* **INPUT FOR THIS TASK**
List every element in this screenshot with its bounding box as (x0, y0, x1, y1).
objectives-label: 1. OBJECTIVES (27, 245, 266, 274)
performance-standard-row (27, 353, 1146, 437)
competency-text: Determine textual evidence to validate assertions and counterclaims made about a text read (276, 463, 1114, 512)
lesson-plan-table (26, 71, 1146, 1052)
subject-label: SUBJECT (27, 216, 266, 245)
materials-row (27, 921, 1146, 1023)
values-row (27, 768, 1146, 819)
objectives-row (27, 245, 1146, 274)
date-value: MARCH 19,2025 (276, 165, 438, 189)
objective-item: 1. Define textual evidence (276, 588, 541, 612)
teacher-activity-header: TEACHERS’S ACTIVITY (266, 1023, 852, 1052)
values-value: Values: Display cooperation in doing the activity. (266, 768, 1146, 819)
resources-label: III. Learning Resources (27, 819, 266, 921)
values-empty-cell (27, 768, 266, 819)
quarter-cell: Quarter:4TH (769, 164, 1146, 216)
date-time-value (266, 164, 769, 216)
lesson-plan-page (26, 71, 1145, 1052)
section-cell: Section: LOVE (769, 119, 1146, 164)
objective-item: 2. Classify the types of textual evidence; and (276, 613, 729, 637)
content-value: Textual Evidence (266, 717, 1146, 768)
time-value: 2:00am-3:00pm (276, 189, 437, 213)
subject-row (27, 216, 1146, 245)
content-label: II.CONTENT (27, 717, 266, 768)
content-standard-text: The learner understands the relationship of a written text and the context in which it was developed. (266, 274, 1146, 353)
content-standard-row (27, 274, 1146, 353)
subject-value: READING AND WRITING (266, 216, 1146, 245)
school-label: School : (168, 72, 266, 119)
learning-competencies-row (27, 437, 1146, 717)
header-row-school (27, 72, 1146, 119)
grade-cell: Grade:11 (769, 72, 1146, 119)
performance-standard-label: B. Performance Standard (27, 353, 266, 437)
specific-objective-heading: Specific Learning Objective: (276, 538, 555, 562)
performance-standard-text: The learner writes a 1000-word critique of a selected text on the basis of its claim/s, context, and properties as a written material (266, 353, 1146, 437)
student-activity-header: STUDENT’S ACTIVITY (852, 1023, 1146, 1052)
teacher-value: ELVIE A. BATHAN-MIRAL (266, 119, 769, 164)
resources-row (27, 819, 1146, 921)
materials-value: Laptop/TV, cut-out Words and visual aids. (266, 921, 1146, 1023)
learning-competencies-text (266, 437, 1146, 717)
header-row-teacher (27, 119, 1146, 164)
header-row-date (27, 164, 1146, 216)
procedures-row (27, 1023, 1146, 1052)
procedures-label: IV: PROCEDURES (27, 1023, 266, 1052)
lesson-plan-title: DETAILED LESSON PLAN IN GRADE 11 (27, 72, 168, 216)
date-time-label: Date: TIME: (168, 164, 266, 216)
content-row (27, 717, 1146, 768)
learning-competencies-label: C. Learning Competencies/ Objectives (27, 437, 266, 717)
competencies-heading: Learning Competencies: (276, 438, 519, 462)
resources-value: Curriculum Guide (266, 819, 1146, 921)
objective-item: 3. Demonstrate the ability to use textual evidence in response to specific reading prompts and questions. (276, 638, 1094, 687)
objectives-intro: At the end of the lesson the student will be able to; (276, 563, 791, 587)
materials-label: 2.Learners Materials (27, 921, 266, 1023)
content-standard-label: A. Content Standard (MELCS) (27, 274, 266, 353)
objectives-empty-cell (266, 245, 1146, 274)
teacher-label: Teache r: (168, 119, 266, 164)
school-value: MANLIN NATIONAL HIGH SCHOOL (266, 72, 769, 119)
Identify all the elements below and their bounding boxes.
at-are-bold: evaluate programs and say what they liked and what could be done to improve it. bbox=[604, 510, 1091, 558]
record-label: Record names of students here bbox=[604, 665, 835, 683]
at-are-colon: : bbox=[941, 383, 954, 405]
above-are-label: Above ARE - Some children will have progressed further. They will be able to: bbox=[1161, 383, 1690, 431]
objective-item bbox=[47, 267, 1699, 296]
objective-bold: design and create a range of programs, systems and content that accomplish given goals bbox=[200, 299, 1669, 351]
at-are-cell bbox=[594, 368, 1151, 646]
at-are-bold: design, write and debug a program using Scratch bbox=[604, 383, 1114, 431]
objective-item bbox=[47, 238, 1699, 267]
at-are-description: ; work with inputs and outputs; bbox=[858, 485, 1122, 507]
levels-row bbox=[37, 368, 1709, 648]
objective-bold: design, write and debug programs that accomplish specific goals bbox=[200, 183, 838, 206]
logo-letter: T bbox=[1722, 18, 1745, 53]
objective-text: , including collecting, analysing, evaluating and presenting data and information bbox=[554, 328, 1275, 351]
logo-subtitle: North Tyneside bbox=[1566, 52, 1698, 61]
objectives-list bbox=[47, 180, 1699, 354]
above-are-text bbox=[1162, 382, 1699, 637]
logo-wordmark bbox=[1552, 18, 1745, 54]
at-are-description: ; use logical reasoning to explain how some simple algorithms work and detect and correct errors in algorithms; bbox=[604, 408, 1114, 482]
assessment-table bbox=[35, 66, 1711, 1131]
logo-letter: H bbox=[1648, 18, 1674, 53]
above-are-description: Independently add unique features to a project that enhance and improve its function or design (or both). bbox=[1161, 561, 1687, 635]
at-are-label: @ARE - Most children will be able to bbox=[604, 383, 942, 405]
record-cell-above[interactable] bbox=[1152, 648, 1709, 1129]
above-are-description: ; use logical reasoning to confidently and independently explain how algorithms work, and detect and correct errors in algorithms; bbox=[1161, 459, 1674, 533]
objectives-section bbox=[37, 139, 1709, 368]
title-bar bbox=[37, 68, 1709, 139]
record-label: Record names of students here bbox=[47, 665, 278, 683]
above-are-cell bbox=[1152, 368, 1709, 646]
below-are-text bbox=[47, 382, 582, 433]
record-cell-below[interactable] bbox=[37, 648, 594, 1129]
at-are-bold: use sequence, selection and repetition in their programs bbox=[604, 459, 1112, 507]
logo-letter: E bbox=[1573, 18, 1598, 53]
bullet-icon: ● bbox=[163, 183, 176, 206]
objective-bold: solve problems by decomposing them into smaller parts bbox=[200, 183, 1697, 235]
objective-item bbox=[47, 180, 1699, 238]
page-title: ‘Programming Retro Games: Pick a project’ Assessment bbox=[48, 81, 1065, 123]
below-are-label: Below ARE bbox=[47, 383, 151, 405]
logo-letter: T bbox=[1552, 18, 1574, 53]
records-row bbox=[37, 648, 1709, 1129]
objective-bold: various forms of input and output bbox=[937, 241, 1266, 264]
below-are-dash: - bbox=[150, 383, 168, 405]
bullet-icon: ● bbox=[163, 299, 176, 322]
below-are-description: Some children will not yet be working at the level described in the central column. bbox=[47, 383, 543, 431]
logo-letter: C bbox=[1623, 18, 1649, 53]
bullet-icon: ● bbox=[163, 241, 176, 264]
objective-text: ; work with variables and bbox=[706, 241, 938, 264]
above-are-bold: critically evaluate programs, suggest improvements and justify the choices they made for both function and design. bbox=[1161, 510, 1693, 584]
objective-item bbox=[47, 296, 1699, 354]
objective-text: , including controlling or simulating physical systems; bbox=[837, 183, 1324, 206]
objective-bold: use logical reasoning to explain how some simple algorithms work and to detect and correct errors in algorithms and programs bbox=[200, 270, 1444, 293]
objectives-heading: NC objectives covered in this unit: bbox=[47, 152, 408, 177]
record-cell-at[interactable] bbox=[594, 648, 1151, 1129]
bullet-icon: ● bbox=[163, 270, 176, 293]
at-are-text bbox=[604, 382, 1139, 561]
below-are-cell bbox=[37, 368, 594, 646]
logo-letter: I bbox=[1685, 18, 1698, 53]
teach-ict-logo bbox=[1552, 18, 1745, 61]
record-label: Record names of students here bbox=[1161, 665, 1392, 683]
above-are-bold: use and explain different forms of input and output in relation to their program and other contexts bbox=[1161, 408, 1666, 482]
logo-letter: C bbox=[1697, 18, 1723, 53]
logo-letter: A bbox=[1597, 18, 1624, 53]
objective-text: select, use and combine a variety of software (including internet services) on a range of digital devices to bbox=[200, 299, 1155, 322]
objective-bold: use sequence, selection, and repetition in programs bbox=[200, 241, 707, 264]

* **EXERCISE REQUIREMENTS**
Rewrite the items from the first line up to and including the line with "specific-objective-heading: Specific Learning", replacing "LOVE" with "HOPE" and keeping everything else the same.

* **OUTPUT OF THE TASK**
List every element in this screenshot with its bounding box as (x0, y0, x1, y1).
objectives-label: 1. OBJECTIVES (27, 245, 266, 274)
performance-standard-row (27, 353, 1146, 437)
competency-text: Determine textual evidence to validate assertions and counterclaims made about a text read (276, 463, 1114, 512)
lesson-plan-table (26, 71, 1146, 1052)
subject-label: SUBJECT (27, 216, 266, 245)
materials-row (27, 921, 1146, 1023)
values-row (27, 768, 1146, 819)
objectives-row (27, 245, 1146, 274)
date-value: MARCH 19,2025 (276, 165, 438, 189)
objective-item: 1. Define textual evidence (276, 588, 541, 612)
teacher-activity-header: TEACHERS’S ACTIVITY (266, 1023, 852, 1052)
values-value: Values: Display cooperation in doing the activity. (266, 768, 1146, 819)
resources-label: III. Learning Resources (27, 819, 266, 921)
values-empty-cell (27, 768, 266, 819)
quarter-cell: Quarter:4TH (769, 164, 1146, 216)
date-time-value (266, 164, 769, 216)
lesson-plan-page (26, 71, 1145, 1052)
section-cell: Section: HOPE (769, 119, 1146, 164)
objective-item: 2. Classify the types of textual evidence; and (276, 613, 729, 637)
content-value: Textual Evidence (266, 717, 1146, 768)
time-value: 2:00am-3:00pm (276, 189, 437, 213)
subject-row (27, 216, 1146, 245)
content-label: II.CONTENT (27, 717, 266, 768)
content-standard-text: The learner understands the relationship of a written text and the context in which it was developed. (266, 274, 1146, 353)
content-standard-row (27, 274, 1146, 353)
subject-value: READING AND WRITING (266, 216, 1146, 245)
school-label: School : (168, 72, 266, 119)
learning-competencies-row (27, 437, 1146, 717)
header-row-school (27, 72, 1146, 119)
grade-cell: Grade:11 (769, 72, 1146, 119)
performance-standard-label: B. Performance Standard (27, 353, 266, 437)
specific-objective-heading: Specific Learning Objective: (276, 538, 555, 562)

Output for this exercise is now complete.